## Task instructions:
Report back each line of the records that contains the string "hodisalarni".

## Data:
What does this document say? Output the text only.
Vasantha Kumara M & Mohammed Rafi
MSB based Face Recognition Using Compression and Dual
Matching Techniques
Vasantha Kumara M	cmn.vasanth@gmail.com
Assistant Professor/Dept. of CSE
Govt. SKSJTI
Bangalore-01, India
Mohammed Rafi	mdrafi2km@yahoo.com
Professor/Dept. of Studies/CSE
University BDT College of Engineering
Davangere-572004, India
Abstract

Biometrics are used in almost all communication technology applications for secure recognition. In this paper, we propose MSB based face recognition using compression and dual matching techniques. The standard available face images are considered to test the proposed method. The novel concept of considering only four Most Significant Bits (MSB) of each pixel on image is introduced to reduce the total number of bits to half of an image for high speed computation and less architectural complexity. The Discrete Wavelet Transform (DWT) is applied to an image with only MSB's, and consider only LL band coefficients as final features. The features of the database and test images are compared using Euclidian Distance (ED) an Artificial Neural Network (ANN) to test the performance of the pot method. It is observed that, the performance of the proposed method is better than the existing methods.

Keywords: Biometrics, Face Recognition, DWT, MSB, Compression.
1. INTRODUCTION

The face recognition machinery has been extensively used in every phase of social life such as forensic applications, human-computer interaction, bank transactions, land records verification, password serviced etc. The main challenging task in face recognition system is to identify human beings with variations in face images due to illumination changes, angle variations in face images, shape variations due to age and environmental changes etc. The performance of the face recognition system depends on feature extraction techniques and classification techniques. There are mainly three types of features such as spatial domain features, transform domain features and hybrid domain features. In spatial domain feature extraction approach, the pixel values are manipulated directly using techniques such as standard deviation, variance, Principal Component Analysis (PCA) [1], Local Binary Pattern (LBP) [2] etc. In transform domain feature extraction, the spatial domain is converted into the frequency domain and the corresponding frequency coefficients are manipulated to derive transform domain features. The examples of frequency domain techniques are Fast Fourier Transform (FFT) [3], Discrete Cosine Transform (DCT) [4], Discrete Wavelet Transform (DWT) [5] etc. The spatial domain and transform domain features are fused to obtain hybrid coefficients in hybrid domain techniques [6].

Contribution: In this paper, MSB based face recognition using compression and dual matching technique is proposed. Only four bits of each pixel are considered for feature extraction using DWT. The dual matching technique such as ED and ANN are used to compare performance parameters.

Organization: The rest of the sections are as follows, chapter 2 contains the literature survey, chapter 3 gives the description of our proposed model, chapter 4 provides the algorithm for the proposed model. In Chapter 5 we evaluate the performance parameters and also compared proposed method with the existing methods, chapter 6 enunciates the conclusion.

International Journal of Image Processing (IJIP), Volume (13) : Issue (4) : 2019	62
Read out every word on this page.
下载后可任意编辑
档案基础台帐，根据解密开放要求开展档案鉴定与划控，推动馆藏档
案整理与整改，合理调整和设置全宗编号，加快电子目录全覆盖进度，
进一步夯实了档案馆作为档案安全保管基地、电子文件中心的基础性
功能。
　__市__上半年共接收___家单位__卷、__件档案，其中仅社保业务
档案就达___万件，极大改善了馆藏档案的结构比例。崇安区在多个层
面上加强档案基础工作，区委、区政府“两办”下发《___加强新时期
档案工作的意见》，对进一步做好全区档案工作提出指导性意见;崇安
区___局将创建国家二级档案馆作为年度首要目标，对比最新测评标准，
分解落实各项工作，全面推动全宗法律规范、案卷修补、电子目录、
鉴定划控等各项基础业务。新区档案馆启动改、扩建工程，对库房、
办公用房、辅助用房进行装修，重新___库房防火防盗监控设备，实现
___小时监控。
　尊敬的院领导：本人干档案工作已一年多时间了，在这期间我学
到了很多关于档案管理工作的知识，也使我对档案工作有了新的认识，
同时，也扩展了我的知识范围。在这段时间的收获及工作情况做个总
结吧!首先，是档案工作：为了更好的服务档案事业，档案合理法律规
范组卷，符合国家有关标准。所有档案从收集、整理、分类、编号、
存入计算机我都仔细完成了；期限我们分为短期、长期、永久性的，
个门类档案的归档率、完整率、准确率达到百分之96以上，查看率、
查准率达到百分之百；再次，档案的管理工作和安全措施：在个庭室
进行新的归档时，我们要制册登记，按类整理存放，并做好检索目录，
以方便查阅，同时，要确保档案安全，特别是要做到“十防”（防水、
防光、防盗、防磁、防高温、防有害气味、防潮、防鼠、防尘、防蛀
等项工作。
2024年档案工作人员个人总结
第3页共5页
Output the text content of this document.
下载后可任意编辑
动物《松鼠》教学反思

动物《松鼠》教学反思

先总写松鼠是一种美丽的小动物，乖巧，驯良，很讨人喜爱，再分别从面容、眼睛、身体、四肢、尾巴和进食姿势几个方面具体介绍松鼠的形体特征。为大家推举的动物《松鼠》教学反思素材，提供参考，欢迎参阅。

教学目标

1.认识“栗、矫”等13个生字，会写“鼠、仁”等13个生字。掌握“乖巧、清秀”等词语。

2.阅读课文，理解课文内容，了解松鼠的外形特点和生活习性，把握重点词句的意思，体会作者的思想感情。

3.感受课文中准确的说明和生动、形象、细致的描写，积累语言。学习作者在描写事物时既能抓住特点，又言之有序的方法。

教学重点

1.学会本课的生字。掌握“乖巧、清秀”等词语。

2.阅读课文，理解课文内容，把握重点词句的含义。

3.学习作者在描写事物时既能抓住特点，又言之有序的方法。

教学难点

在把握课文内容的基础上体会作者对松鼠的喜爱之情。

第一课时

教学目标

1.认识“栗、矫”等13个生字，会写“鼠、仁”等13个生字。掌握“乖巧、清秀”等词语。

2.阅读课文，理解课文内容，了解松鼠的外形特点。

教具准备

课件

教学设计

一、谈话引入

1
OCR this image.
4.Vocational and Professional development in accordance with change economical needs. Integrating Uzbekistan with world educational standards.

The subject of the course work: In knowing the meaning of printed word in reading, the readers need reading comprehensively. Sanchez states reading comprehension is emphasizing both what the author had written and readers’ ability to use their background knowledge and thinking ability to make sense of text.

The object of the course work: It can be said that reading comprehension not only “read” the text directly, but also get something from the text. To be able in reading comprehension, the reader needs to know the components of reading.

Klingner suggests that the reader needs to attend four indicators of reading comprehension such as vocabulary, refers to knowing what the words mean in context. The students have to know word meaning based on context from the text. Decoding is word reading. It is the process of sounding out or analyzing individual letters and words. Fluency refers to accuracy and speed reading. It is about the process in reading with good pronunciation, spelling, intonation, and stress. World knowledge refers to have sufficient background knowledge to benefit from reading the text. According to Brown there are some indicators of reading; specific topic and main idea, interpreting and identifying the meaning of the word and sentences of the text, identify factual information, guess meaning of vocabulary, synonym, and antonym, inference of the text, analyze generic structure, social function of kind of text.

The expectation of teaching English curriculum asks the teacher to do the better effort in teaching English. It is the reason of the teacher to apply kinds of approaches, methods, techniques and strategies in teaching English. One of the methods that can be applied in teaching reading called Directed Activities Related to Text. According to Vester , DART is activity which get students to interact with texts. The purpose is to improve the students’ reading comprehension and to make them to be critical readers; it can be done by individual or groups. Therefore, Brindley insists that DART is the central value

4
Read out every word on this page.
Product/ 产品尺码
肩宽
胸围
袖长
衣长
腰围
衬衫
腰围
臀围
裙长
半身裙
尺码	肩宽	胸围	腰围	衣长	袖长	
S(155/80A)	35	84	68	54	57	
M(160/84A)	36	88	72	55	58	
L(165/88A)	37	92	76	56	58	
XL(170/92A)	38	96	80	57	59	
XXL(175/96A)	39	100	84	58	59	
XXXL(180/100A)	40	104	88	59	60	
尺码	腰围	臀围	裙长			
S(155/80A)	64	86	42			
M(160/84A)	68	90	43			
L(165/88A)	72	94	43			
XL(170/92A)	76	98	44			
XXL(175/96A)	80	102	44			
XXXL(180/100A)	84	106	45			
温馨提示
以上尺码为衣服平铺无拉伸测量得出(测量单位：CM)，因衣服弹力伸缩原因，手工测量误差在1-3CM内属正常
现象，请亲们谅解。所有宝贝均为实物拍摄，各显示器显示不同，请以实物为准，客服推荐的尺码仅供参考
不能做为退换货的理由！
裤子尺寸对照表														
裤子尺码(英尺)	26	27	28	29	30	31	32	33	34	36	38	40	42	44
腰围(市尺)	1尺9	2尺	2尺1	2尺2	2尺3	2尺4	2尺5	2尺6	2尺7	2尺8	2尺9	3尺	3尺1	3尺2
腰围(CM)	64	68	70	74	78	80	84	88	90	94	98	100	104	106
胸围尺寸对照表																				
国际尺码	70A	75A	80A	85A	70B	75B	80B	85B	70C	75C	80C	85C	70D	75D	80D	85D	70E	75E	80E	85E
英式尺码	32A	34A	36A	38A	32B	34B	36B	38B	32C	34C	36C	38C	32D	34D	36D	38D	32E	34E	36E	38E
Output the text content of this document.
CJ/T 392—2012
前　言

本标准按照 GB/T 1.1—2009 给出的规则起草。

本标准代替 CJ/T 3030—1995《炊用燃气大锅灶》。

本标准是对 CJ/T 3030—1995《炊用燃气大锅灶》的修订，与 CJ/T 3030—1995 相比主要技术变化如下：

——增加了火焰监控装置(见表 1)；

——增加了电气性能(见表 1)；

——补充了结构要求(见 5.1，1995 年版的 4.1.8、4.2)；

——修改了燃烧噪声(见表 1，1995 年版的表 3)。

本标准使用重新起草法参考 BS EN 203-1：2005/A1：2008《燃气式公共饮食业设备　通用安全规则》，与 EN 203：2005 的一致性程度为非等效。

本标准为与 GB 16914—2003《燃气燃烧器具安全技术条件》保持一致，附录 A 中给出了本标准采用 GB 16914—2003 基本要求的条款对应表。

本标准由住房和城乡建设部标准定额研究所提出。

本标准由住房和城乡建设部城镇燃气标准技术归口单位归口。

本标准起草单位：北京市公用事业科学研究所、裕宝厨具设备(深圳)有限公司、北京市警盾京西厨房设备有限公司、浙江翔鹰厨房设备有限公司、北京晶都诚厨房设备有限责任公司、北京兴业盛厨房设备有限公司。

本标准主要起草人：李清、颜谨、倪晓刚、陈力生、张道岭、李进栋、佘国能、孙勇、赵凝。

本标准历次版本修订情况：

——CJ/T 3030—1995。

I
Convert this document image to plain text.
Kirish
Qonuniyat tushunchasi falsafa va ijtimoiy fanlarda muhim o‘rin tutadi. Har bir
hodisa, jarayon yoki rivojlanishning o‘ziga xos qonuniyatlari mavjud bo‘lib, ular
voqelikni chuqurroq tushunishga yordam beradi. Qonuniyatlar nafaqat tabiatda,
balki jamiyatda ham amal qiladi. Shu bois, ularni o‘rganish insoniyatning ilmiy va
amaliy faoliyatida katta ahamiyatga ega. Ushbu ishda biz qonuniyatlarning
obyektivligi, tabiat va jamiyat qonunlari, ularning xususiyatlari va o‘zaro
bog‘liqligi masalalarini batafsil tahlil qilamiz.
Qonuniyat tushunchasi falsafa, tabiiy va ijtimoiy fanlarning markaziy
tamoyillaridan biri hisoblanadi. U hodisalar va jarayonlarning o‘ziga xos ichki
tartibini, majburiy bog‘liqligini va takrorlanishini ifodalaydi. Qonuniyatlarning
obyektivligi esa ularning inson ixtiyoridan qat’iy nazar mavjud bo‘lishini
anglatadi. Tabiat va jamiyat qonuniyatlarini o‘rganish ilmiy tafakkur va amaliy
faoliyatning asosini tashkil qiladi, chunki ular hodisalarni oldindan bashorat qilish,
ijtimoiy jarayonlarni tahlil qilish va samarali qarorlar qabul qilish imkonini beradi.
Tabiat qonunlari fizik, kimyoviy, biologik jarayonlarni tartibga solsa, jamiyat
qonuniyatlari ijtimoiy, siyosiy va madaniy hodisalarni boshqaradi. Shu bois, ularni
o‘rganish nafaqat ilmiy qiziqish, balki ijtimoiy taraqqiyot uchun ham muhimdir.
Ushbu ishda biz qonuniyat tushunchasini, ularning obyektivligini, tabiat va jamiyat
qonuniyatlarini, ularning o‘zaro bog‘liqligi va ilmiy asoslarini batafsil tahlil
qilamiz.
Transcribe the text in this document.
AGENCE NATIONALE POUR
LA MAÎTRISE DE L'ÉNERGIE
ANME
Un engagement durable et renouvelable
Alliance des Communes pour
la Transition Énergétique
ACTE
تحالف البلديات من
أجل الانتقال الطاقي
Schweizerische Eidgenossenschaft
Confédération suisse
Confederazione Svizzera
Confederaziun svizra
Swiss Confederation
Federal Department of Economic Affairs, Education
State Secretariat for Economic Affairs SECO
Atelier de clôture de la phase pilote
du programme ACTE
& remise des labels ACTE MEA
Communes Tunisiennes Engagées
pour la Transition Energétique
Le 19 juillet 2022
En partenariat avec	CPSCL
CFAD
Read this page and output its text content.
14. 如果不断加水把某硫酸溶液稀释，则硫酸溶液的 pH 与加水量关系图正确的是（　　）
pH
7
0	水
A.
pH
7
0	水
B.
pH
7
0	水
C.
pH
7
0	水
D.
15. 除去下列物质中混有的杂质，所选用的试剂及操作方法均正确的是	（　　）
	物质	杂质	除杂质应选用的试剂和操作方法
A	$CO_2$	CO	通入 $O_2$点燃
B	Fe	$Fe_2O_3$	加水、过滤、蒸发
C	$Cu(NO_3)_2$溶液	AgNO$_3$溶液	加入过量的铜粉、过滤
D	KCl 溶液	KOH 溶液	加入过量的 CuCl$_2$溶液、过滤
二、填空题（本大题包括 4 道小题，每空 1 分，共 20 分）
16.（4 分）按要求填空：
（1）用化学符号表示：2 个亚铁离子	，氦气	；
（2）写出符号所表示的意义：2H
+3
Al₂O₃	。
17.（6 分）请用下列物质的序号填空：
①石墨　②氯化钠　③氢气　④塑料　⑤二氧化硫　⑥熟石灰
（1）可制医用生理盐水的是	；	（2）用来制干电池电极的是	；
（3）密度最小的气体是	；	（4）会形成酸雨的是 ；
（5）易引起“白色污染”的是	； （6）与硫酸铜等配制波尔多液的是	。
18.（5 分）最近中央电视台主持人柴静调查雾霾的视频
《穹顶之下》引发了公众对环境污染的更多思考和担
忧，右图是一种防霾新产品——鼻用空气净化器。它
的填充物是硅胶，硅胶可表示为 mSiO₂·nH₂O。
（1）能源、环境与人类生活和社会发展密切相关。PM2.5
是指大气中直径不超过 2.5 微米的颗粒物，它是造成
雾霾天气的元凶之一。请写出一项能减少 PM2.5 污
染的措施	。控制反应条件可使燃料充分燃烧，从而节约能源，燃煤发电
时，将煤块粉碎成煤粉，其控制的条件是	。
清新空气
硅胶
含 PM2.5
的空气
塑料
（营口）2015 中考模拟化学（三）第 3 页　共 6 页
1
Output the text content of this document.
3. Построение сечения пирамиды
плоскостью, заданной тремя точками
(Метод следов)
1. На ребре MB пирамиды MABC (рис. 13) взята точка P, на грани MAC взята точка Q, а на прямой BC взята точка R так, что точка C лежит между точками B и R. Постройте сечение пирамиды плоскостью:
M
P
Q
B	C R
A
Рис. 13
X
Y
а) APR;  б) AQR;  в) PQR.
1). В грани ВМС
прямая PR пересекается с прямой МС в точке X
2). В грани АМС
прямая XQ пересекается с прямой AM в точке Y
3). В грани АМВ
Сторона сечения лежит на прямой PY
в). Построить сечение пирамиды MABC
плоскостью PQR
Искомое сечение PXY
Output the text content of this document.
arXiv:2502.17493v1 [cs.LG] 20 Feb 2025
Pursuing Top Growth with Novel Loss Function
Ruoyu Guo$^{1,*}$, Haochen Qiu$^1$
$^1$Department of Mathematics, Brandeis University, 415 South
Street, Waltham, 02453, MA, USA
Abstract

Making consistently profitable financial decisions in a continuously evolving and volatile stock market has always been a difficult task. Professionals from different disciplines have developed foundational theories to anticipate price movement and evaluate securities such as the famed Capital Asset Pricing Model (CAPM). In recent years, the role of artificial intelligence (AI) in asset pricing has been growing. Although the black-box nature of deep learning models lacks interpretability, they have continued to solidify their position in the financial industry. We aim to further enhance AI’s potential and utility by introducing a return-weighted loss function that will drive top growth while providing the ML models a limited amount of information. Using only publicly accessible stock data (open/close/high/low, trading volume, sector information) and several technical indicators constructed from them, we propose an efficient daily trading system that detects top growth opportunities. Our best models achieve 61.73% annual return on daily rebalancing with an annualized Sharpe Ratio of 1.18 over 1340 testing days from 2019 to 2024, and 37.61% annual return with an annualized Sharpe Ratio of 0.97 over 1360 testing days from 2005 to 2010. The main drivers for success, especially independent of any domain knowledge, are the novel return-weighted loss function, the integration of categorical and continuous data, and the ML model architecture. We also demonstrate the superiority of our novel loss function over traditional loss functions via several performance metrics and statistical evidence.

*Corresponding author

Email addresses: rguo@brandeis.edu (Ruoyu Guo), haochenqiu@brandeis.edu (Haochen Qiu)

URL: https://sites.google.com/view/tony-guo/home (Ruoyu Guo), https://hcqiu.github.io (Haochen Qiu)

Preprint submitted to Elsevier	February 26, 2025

## Task solution:
faoliyatning asosini tashkil qiladi, chunki ular hodisalarni oldindan bashorat qilish,
qonuniyatlari ijtimoiy, siyosiy va madaniy hodisalarni boshqaradi. Shu bois, ularni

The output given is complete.